» What is required
Search the records for "this". Copy every line where it appears.

################

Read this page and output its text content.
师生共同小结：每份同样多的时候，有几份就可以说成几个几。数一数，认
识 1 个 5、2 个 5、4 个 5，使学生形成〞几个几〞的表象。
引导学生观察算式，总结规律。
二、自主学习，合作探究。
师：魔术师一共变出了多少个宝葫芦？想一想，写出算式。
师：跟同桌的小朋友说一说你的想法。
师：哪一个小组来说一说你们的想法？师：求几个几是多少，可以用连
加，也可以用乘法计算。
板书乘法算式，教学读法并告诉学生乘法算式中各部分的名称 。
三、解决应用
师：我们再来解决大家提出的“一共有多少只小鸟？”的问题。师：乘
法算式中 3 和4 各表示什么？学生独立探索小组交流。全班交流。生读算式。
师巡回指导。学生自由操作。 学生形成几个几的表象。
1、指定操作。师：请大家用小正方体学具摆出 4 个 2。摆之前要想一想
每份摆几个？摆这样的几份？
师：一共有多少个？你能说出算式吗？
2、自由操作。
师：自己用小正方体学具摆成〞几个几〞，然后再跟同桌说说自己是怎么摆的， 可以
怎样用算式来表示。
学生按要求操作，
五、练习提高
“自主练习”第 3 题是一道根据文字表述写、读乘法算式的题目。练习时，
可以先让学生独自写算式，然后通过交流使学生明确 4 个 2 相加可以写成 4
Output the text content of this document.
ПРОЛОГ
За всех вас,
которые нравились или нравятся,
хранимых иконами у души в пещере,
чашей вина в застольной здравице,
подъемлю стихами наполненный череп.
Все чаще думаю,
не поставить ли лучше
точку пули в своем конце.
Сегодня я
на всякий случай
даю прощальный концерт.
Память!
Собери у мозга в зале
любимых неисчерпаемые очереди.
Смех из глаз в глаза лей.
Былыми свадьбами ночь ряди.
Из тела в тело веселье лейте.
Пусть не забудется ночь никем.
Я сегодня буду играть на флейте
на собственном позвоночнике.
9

################

» Expected answer
Read this page and output its text content.
Output the text content of this document.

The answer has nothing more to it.